((
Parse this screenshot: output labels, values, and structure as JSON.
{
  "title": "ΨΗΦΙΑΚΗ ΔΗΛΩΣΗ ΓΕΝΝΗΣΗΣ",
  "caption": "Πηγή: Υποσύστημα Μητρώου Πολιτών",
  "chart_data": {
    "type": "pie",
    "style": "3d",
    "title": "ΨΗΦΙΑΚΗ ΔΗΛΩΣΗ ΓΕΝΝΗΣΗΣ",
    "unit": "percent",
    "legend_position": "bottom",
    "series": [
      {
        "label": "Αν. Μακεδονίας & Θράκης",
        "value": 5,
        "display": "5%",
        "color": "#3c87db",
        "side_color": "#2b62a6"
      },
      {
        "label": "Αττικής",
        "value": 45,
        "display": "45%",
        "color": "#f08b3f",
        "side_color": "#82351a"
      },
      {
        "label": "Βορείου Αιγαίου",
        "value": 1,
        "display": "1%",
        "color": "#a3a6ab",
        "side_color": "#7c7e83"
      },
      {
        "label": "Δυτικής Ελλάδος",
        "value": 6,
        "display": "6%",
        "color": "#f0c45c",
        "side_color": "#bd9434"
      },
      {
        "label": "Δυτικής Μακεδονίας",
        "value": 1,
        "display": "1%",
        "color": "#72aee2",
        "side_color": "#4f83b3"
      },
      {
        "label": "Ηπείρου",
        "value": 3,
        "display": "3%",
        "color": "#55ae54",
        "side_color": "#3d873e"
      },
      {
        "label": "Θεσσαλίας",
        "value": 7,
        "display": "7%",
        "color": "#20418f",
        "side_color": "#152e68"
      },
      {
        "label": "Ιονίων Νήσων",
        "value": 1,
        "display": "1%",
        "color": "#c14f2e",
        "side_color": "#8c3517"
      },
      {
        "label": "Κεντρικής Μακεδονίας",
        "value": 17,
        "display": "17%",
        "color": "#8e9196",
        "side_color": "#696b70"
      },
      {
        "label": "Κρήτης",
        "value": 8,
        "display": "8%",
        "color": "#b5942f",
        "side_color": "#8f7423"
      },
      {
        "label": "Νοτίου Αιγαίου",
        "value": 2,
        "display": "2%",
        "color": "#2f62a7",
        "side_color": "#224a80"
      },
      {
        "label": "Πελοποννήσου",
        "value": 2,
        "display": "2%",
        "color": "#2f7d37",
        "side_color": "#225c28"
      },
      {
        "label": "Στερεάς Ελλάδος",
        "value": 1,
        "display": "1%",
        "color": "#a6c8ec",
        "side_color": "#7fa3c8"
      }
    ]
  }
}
))
Tally how many lines of the records hold the word "ΓΕΝΝΗΣΗΣ". Answer with the number only.

2